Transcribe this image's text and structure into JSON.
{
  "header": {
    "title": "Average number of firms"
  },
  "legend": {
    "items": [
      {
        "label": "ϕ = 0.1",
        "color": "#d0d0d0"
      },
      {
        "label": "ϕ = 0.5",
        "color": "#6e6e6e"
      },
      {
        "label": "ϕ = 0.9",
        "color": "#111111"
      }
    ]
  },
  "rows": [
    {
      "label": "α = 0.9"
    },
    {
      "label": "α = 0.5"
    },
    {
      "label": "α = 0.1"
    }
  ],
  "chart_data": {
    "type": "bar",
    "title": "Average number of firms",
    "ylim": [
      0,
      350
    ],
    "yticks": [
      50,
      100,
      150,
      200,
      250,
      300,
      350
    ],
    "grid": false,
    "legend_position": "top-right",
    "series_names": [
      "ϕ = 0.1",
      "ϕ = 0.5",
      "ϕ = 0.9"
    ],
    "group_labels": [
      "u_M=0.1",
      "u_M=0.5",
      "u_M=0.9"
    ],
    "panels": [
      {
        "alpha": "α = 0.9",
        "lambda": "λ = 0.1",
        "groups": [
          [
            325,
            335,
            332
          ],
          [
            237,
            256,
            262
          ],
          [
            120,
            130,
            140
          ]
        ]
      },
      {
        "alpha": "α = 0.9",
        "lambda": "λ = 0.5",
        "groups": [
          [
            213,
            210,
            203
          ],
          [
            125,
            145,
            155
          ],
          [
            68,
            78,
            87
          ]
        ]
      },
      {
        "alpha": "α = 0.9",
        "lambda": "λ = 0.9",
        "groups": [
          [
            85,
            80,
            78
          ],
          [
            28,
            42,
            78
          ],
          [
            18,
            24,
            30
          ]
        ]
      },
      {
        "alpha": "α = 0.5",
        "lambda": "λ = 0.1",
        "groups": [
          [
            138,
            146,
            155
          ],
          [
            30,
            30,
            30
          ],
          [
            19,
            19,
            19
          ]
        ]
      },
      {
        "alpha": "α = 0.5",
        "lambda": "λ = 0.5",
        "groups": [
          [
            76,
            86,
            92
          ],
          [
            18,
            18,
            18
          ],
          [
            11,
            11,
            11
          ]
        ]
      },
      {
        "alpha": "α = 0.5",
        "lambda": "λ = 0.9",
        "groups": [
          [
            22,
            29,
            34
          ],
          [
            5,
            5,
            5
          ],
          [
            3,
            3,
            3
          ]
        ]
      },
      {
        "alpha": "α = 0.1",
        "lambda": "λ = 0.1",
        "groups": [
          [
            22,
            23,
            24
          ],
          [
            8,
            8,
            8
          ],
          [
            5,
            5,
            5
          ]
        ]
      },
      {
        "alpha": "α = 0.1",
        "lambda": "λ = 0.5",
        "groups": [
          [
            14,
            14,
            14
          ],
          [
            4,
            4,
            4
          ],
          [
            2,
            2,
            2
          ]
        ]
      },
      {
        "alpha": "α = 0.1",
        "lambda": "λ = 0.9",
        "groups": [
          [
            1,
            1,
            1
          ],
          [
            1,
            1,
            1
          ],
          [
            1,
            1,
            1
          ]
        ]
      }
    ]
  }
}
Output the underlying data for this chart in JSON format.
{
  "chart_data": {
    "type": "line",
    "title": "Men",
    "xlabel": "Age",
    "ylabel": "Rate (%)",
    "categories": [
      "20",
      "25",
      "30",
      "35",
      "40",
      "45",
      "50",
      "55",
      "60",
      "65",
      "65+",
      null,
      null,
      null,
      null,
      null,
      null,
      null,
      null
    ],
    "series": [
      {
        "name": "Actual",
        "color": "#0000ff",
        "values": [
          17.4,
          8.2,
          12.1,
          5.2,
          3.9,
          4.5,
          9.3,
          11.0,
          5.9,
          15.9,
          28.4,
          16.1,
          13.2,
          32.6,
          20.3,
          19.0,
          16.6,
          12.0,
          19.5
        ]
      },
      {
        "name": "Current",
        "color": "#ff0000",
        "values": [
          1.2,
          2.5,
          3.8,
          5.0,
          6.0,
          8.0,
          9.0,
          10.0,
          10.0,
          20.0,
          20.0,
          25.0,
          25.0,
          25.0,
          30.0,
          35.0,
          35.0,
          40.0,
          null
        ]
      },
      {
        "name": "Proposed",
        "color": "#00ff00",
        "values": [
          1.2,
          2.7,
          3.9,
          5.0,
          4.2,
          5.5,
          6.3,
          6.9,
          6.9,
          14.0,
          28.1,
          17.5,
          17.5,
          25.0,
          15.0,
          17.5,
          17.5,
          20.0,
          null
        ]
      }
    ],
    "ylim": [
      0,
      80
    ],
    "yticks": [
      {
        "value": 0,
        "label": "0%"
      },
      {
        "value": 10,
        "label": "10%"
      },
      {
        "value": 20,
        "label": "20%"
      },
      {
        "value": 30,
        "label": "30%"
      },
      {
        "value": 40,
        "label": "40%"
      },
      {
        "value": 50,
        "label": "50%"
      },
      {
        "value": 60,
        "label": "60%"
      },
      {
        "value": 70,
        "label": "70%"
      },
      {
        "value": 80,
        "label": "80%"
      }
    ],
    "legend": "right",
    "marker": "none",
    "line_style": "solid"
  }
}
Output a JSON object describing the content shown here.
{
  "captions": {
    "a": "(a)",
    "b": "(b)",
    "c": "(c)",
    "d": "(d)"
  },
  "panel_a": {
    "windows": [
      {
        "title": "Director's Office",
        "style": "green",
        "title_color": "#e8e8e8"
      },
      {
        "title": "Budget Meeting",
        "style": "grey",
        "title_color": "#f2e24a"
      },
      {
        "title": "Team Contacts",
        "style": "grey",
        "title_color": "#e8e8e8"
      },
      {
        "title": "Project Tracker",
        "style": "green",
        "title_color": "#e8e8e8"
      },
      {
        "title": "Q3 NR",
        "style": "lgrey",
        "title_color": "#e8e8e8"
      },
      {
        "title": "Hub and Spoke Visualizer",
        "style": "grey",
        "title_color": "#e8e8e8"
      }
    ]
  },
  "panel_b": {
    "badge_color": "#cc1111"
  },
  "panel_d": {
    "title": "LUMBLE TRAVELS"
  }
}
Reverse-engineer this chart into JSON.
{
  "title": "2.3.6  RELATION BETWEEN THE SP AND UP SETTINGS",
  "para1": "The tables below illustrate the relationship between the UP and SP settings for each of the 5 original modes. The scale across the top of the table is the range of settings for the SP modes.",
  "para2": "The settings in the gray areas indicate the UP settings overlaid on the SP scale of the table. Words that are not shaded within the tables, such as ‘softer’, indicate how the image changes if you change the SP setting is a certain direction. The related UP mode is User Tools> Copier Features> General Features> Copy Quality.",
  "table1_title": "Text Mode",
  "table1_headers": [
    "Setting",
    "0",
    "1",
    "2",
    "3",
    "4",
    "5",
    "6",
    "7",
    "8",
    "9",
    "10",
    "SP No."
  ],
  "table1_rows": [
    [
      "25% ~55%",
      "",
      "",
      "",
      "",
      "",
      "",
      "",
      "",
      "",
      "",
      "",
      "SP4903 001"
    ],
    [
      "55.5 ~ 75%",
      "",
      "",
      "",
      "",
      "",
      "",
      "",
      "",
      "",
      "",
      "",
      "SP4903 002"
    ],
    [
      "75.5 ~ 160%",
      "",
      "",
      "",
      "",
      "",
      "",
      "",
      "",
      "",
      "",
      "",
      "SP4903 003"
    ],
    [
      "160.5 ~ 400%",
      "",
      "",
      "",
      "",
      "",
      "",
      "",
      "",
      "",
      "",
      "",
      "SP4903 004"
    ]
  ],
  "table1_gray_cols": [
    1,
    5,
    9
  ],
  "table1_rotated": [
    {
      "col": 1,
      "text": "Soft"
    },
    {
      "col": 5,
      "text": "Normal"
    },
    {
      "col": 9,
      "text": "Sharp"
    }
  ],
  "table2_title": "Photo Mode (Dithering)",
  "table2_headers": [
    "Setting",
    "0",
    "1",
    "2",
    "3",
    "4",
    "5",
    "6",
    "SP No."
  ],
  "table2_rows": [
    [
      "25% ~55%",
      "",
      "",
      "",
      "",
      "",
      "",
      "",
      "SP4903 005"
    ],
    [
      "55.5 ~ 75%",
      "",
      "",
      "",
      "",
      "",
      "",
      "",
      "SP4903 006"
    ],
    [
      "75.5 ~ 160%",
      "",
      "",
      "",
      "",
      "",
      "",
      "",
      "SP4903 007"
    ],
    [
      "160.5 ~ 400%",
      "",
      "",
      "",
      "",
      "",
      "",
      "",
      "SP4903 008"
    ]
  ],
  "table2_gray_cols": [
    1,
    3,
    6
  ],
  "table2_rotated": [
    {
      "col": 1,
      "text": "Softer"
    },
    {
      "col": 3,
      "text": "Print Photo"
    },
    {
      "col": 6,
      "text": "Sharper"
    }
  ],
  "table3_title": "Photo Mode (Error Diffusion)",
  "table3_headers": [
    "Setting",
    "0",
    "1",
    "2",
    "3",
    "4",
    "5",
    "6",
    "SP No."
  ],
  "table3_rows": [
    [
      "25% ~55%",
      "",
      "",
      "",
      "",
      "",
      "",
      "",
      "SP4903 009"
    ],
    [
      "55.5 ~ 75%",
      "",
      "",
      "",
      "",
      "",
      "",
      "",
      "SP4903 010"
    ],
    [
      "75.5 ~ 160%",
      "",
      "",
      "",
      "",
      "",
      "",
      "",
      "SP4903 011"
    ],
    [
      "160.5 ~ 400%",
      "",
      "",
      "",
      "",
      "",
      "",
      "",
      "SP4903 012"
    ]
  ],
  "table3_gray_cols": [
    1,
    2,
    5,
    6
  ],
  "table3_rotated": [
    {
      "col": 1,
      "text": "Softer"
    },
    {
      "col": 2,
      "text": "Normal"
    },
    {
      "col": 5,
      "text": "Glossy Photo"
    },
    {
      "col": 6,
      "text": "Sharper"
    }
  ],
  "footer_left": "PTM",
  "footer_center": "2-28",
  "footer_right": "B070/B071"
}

*-*-*

▸ **GIVEN TASK**
Report how many lines of the listing hold the word "tables", with nothing but the number.

▸ **OUTPUT**
2